In the material below, find every line with "informal" and pull it out.

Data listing
----------

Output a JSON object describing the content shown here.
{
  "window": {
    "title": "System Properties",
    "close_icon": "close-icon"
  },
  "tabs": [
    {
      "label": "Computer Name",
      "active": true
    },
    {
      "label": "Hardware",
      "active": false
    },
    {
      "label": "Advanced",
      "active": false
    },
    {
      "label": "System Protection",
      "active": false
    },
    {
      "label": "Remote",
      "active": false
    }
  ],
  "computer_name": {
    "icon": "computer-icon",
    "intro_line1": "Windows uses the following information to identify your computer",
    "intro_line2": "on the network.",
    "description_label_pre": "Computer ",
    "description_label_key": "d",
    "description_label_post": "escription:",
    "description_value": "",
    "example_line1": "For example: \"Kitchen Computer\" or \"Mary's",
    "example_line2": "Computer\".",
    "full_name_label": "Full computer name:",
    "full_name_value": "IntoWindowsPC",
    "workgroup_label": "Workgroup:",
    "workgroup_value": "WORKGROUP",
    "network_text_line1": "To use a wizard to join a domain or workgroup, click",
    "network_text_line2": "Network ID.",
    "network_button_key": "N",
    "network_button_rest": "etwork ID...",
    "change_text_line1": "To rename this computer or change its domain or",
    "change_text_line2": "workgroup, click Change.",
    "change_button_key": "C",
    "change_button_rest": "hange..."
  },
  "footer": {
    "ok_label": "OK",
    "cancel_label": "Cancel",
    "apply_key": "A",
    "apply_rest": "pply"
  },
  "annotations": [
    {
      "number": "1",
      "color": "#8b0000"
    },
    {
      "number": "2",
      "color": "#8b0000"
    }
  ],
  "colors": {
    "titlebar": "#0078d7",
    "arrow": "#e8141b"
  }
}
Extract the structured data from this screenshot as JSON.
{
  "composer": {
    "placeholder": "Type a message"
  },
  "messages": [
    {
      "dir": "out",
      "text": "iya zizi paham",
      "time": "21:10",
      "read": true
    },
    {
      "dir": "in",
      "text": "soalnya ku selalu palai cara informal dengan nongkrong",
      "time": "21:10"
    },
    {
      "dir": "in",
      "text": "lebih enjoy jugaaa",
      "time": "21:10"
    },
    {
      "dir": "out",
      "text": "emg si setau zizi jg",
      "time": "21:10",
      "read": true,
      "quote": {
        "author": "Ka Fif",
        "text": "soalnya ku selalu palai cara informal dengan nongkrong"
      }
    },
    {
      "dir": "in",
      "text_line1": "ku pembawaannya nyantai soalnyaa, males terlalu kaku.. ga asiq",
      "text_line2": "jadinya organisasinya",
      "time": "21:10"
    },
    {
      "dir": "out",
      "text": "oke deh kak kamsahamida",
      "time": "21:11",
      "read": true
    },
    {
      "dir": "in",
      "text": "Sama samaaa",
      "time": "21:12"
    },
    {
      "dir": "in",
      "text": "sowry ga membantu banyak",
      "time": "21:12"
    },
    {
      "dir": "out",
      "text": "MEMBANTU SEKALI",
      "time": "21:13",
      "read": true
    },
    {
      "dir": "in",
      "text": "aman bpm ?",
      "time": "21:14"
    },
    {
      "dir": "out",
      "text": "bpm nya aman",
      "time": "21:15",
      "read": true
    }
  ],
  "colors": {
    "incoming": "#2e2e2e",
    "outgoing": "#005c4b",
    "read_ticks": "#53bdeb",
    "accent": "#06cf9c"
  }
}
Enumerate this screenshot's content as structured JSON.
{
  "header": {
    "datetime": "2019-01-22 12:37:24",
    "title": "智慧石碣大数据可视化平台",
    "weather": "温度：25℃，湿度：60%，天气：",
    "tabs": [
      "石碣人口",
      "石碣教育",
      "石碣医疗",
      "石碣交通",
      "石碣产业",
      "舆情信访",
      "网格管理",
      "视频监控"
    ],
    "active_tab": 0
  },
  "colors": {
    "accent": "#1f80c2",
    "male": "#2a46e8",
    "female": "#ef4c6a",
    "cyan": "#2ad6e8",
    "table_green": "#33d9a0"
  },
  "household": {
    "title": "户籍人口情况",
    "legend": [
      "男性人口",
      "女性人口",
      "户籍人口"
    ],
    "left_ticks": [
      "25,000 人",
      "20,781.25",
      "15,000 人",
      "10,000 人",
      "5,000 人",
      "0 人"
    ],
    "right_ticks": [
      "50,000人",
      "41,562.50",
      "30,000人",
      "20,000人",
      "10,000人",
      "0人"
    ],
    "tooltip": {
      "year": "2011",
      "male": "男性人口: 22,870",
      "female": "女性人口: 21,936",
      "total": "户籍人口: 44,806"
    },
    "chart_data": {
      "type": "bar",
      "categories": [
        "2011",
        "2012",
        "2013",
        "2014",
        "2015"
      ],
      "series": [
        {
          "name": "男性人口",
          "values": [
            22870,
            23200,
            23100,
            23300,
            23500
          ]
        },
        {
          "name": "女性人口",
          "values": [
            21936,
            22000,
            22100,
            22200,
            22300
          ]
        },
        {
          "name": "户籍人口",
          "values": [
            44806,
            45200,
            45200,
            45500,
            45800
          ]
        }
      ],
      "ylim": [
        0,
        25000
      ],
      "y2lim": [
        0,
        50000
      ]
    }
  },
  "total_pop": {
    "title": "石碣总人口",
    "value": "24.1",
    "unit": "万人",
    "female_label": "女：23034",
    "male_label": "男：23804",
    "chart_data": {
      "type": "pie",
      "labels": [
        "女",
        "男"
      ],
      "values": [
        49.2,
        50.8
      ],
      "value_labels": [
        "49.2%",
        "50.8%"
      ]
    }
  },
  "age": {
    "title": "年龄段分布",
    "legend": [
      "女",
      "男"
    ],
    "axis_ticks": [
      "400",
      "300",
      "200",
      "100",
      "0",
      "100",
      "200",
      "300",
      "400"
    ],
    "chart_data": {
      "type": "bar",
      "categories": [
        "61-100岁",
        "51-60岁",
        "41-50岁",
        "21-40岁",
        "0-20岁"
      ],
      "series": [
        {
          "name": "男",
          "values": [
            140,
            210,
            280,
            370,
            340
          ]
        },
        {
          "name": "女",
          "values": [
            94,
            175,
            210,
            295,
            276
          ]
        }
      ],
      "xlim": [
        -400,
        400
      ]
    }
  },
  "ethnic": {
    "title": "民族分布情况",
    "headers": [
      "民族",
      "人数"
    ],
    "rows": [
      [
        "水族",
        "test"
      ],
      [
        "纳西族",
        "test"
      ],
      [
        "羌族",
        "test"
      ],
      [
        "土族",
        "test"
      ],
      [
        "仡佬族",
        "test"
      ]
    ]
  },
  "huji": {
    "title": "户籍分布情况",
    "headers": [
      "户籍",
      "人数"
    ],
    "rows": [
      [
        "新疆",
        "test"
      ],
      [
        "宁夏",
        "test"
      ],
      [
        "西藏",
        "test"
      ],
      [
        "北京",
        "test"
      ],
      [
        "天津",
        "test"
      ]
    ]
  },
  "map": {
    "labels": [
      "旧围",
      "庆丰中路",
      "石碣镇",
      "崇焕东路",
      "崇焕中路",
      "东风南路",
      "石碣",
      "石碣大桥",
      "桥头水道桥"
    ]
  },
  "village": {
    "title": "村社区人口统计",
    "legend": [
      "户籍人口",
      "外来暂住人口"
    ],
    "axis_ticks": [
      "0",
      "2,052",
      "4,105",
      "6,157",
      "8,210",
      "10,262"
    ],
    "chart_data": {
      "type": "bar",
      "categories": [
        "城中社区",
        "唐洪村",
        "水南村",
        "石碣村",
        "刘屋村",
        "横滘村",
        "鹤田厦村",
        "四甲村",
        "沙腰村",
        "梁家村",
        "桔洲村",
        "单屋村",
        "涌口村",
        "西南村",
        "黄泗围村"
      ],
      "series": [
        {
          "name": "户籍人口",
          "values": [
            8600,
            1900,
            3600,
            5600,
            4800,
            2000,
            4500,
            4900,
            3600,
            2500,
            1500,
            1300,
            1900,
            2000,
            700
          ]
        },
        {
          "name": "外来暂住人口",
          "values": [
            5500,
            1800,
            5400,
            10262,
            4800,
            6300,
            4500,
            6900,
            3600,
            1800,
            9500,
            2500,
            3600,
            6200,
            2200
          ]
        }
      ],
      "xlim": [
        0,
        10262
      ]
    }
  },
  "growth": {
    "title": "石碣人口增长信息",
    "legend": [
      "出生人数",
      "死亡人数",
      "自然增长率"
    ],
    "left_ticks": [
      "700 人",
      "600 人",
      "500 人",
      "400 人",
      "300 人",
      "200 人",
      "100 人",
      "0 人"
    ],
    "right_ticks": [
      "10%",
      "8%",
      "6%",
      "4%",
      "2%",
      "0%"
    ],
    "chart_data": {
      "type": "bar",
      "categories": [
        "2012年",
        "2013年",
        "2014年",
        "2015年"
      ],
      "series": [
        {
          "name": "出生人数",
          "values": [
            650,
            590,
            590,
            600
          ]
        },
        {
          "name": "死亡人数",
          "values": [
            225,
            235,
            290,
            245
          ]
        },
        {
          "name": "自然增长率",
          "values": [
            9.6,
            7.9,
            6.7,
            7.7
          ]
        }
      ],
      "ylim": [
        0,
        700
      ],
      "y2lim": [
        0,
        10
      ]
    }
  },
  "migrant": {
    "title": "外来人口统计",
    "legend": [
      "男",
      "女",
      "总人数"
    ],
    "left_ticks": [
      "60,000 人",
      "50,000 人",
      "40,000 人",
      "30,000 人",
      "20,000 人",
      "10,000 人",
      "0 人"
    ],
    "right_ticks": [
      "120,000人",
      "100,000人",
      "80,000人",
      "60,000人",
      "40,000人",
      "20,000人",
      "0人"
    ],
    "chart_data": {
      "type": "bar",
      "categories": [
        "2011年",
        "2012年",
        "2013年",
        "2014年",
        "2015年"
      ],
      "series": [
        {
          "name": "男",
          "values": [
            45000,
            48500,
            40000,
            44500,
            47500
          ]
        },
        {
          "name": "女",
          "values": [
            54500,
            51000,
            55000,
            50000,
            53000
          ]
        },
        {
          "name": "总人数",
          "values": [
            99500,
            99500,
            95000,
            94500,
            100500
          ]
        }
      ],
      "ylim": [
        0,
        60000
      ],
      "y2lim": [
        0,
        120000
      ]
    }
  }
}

----------

*WRITTEN RESPONSE:*
      "text": "soalnya ku selalu palai cara informal dengan nongkrong",
        "text": "soalnya ku selalu palai cara informal dengan nongkrong"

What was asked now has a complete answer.